→ **Exercise instructions**
Would you pull out every line of the material that contains the string "cdot"?

→ **Records for the task**
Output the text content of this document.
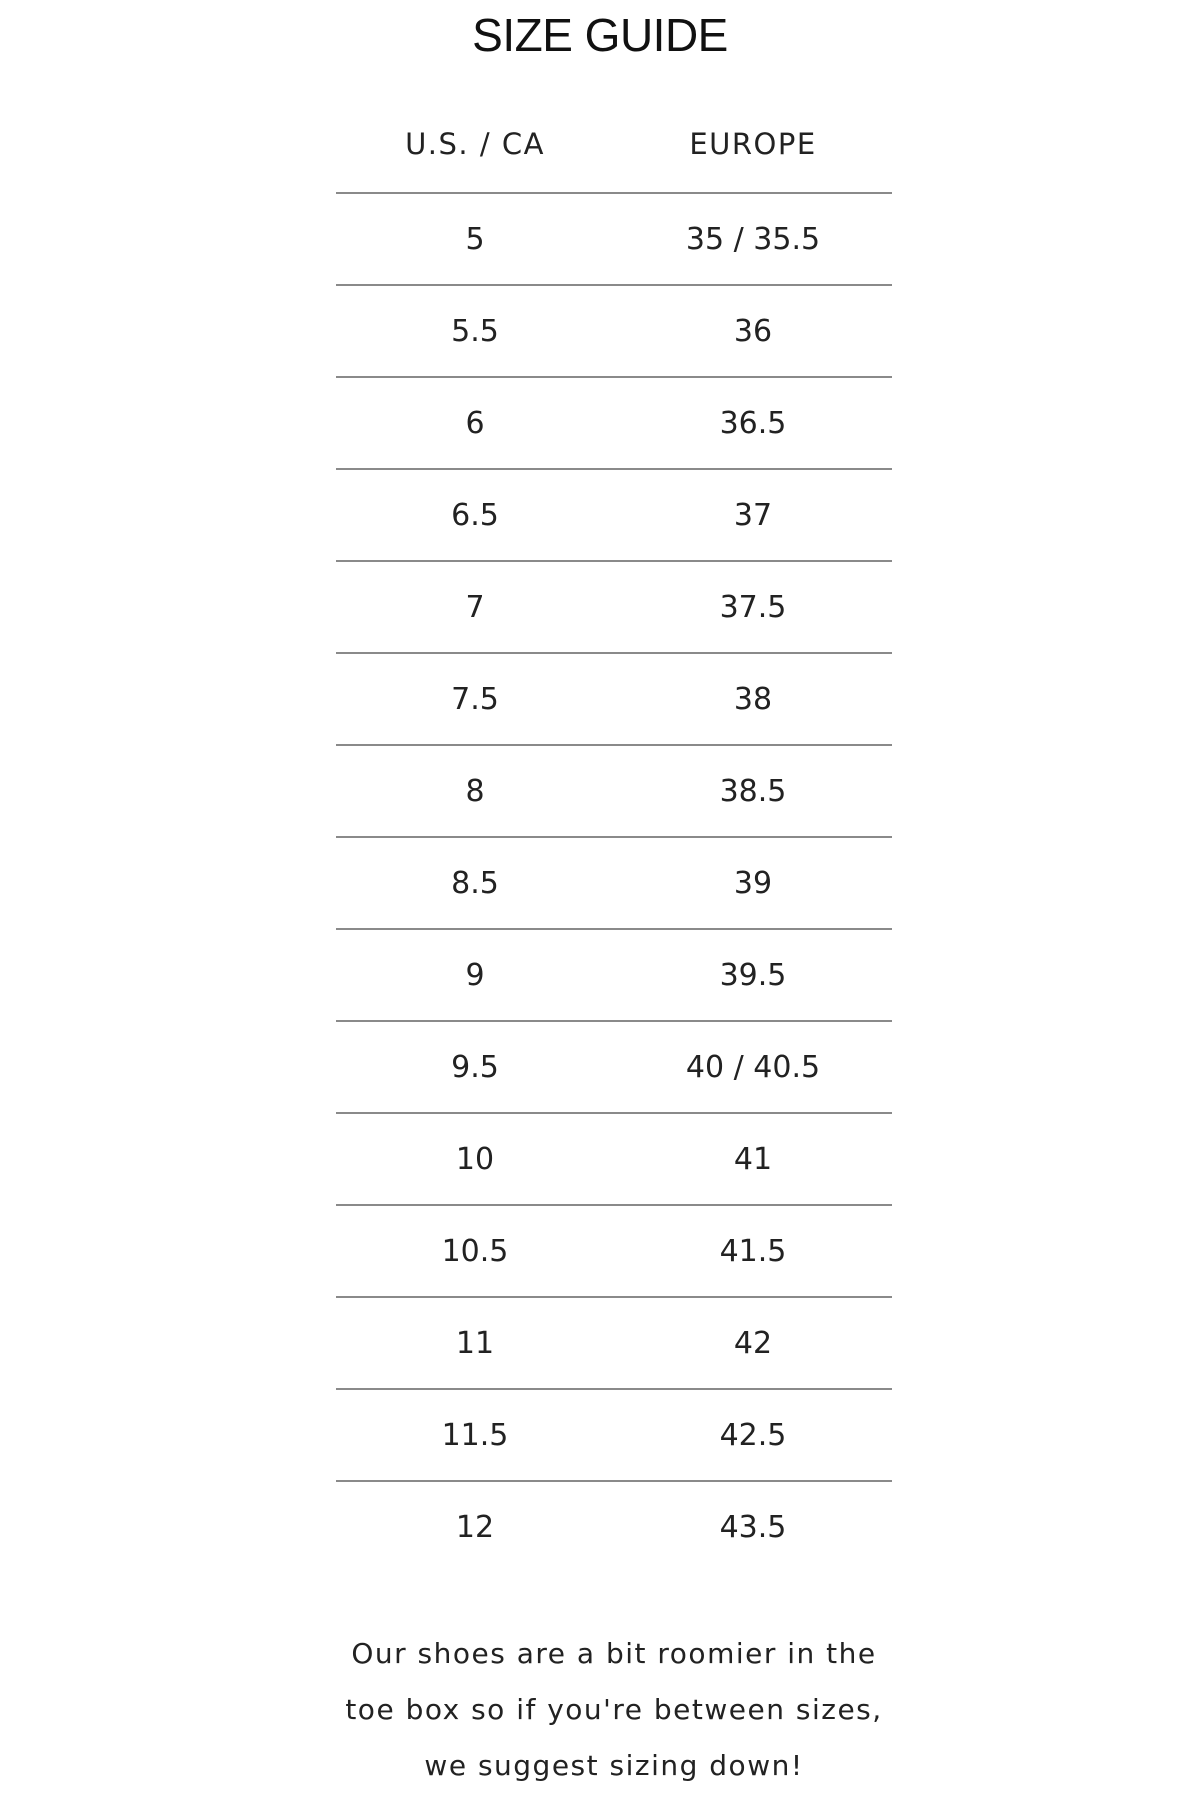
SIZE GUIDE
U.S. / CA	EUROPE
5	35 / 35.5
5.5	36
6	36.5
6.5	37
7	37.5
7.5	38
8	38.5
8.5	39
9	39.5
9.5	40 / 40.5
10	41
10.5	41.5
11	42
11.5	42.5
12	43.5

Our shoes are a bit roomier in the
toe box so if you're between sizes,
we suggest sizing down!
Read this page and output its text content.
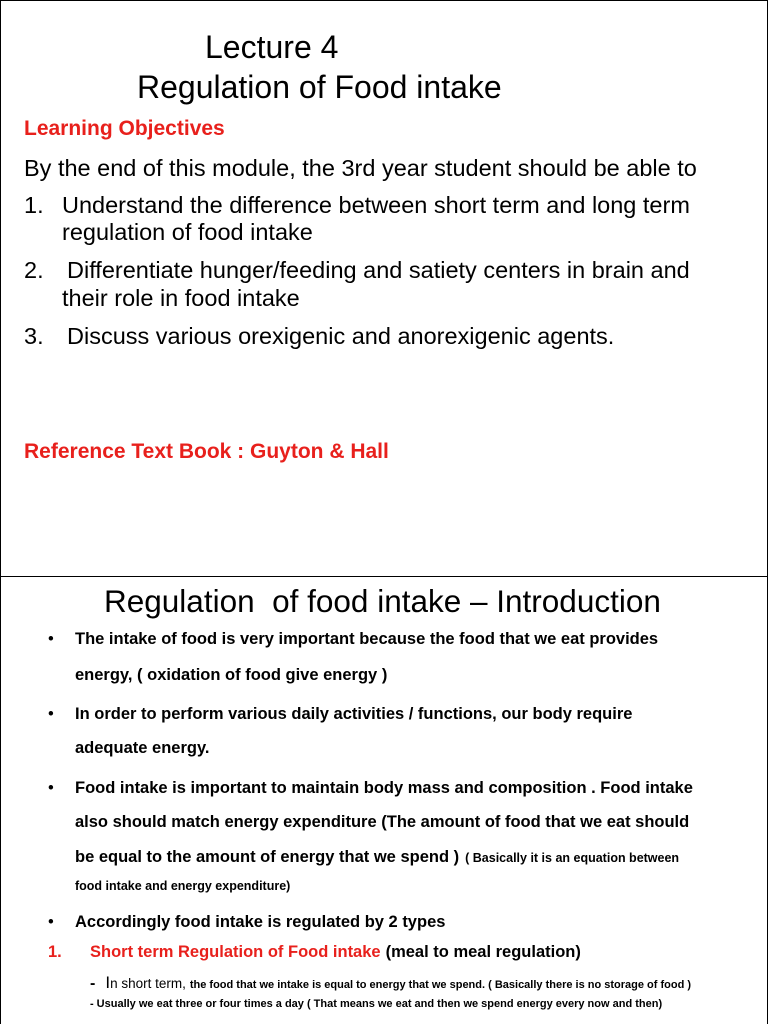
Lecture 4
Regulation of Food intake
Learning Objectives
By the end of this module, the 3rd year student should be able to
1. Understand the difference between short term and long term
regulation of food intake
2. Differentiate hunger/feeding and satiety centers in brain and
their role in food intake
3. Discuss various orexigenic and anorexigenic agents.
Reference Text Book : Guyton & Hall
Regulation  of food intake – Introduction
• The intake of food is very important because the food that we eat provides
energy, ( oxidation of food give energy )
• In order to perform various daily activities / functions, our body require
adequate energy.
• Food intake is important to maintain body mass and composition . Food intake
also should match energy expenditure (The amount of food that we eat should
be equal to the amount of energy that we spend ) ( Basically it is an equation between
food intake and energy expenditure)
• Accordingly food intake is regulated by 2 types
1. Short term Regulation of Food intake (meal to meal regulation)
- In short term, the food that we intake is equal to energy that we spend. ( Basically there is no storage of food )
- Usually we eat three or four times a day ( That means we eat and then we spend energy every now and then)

...

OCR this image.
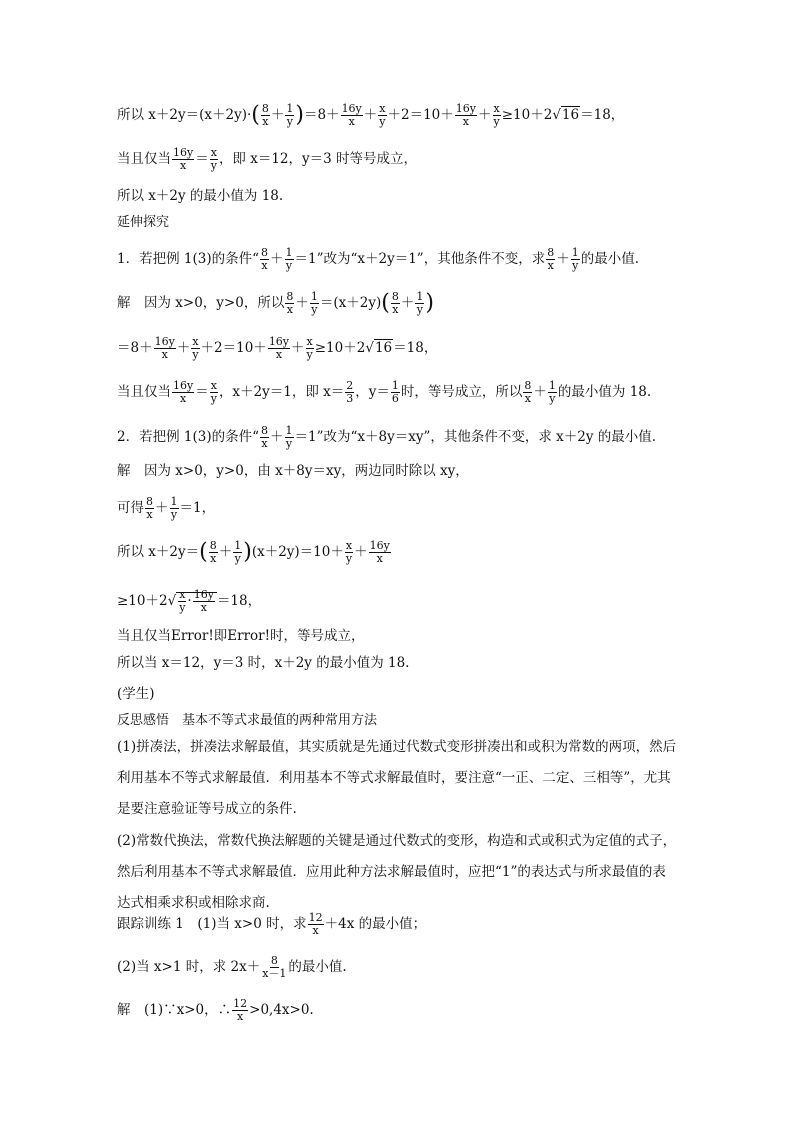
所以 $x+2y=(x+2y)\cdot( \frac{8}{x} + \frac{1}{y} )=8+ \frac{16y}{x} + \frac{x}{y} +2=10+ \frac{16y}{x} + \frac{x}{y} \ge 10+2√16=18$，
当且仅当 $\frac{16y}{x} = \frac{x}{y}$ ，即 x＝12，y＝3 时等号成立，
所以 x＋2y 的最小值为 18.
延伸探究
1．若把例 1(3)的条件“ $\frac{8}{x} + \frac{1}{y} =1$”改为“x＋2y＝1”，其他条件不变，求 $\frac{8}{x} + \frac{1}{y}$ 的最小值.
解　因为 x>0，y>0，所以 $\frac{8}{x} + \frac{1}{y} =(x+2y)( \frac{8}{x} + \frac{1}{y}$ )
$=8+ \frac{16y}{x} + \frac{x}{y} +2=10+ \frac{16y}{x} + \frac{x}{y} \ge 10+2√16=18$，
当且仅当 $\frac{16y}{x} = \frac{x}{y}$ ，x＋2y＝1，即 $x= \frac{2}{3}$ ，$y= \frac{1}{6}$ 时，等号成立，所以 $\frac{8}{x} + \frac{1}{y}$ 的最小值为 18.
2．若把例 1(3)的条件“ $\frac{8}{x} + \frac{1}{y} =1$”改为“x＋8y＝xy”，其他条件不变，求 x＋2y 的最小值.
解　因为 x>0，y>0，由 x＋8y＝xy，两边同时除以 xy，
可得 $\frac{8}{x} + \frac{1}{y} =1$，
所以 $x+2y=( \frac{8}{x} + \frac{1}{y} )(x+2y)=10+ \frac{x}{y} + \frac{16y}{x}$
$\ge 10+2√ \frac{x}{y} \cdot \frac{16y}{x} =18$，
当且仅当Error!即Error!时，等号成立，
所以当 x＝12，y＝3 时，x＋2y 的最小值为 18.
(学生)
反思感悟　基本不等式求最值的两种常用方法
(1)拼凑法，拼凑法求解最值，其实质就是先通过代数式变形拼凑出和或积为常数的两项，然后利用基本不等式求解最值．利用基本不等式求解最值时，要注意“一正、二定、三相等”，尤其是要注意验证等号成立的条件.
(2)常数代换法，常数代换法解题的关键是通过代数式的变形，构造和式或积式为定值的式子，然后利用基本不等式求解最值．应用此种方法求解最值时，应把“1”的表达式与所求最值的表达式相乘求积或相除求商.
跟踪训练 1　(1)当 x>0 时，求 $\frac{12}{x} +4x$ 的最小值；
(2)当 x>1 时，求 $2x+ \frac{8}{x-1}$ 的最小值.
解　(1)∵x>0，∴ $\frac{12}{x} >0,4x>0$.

→ **Exercise output**
所以 $x+2y=(x+2y)\cdot( \frac{8}{x} + \frac{1}{y} )=8+ \frac{16y}{x} + \frac{x}{y} +2=10+ \frac{16y}{x} + \frac{x}{y} \ge 10+2√16=18$，
$\ge 10+2√ \frac{x}{y} \cdot \frac{16y}{x} =18$，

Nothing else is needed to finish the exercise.